__Objective__.
Find each line with the word "Free" and say how many there are, nothing else.

__Entries provided__.

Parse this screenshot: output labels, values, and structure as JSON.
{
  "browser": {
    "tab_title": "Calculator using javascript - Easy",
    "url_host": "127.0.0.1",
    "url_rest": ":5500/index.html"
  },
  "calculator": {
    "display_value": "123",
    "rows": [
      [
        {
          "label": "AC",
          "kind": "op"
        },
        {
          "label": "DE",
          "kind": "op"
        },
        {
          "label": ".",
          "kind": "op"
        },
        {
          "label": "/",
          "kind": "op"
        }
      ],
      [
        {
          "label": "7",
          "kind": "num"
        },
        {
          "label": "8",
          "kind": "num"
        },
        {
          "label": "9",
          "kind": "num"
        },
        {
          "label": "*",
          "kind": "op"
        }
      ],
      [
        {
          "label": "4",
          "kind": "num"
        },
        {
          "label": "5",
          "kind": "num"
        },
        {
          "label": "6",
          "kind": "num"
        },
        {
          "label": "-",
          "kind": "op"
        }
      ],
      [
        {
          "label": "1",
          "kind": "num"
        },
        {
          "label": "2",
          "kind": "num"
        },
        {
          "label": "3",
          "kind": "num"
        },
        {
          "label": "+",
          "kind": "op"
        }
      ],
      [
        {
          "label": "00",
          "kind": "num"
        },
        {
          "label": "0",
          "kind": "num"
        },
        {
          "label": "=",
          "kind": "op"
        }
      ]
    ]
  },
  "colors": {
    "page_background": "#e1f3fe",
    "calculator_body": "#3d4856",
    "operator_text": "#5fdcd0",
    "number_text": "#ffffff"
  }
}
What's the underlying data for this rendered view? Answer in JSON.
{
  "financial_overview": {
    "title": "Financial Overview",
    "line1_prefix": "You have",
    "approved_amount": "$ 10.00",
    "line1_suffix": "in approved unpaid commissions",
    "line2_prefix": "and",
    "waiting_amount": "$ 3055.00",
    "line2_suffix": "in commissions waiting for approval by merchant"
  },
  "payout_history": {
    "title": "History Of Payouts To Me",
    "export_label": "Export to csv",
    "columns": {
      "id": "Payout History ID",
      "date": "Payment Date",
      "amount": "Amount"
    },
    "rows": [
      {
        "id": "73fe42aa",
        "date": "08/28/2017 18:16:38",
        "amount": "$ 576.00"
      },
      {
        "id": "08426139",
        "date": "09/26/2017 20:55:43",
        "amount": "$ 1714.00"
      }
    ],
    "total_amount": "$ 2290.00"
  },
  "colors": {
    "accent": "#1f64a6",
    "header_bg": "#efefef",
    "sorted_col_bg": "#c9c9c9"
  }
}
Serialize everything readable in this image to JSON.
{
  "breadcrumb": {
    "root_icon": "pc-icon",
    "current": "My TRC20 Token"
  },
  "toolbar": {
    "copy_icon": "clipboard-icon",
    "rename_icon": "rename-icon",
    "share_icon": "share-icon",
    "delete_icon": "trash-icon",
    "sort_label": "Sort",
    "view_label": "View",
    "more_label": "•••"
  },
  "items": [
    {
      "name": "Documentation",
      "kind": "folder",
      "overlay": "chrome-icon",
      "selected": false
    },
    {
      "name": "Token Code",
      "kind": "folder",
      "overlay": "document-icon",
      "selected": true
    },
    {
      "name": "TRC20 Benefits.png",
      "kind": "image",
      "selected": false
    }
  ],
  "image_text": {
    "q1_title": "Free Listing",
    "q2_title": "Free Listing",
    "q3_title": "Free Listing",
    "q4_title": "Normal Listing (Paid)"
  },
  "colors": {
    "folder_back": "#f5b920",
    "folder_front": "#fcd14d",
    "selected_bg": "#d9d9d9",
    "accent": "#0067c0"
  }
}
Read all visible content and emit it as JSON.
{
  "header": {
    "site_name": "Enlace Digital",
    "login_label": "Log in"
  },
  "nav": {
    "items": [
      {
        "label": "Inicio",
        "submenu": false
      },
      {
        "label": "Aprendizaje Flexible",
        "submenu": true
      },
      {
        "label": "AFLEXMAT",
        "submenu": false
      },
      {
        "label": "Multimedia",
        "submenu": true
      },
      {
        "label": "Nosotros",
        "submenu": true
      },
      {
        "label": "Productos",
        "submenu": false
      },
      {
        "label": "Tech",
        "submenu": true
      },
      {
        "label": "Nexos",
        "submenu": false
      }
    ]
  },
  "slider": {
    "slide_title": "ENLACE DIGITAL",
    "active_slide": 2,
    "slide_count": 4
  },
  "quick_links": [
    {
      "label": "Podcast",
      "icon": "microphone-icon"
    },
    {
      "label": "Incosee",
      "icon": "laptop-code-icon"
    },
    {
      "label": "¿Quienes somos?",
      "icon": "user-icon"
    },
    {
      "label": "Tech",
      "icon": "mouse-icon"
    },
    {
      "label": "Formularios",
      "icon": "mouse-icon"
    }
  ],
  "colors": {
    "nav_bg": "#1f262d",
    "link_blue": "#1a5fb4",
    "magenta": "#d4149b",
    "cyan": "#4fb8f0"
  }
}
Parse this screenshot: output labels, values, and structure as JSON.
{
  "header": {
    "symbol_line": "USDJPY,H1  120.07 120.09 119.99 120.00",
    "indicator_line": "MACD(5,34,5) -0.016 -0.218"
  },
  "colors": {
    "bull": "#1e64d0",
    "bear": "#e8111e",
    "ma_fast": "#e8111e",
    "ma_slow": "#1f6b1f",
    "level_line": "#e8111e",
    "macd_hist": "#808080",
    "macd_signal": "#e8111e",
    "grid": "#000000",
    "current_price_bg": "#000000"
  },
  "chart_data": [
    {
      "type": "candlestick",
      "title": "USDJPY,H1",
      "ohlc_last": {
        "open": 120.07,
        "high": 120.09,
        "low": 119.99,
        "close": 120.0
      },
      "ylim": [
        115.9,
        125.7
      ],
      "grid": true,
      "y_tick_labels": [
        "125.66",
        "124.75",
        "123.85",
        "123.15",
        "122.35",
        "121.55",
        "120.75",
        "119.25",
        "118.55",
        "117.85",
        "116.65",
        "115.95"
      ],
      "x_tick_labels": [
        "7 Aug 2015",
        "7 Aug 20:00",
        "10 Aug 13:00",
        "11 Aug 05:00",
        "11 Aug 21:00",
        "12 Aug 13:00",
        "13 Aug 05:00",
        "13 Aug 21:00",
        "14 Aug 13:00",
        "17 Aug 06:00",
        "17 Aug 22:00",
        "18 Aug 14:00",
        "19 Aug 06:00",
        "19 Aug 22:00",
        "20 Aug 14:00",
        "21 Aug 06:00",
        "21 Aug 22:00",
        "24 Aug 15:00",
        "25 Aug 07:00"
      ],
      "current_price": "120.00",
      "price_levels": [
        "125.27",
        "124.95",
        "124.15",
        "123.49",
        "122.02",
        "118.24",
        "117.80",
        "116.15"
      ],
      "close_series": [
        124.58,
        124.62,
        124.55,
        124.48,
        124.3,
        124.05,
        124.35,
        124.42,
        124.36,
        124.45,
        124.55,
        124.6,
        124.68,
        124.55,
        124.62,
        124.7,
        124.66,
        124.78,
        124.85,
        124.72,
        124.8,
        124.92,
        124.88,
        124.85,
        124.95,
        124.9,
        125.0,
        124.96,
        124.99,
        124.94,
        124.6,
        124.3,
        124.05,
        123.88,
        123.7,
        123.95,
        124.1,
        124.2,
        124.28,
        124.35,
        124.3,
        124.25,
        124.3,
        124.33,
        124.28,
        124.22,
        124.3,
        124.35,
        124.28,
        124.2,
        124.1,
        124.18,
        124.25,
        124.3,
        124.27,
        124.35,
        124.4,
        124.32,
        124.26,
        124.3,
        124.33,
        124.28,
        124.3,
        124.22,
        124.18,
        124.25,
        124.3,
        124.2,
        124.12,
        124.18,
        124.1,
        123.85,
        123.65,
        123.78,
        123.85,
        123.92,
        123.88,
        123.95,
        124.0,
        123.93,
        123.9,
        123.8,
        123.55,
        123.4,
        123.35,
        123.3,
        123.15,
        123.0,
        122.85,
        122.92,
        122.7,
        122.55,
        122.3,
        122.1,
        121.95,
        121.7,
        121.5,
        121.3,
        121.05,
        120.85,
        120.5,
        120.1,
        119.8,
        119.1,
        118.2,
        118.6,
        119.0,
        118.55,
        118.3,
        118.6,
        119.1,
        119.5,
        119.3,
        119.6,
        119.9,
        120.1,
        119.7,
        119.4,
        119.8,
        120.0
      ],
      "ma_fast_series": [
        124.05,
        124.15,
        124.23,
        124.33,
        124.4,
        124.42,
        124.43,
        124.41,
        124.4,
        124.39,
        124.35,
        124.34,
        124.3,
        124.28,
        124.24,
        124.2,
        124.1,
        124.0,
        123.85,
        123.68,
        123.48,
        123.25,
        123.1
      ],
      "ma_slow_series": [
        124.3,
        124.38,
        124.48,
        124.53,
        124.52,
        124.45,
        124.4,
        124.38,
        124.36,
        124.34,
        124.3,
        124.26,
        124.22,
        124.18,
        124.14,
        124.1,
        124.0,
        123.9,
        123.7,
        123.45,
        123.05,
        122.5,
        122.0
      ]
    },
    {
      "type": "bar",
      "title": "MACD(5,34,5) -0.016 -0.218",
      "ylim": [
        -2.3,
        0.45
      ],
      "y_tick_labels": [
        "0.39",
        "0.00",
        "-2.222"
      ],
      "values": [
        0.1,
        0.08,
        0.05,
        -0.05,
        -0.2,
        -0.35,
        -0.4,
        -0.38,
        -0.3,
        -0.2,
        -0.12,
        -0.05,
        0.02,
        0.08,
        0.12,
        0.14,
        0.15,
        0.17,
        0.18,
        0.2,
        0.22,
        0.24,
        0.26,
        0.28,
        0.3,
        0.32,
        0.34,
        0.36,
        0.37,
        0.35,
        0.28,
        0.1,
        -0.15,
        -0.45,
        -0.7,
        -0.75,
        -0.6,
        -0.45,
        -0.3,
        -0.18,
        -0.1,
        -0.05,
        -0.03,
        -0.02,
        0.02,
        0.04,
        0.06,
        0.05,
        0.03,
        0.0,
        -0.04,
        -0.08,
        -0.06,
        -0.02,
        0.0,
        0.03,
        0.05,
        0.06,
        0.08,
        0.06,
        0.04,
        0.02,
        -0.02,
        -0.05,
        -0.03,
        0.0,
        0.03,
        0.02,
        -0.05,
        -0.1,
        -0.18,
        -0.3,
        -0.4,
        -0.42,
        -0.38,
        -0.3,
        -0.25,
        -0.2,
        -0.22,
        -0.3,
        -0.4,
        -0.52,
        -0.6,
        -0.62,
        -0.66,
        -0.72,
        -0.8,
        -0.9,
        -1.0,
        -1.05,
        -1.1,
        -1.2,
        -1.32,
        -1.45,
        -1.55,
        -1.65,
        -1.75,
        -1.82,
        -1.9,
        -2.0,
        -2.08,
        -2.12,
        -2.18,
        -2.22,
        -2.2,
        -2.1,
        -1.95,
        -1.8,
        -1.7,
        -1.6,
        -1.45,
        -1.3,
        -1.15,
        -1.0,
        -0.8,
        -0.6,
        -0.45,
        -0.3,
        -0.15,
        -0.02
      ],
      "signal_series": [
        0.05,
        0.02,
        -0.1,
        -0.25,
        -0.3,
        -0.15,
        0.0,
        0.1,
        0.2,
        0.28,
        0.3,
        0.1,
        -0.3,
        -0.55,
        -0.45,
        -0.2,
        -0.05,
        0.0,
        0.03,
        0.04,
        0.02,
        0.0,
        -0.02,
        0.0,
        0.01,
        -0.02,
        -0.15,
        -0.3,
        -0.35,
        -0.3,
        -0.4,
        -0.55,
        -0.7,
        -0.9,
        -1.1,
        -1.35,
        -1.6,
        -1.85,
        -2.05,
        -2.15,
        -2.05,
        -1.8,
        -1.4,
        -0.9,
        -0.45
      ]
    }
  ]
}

__Solution for this task__.
3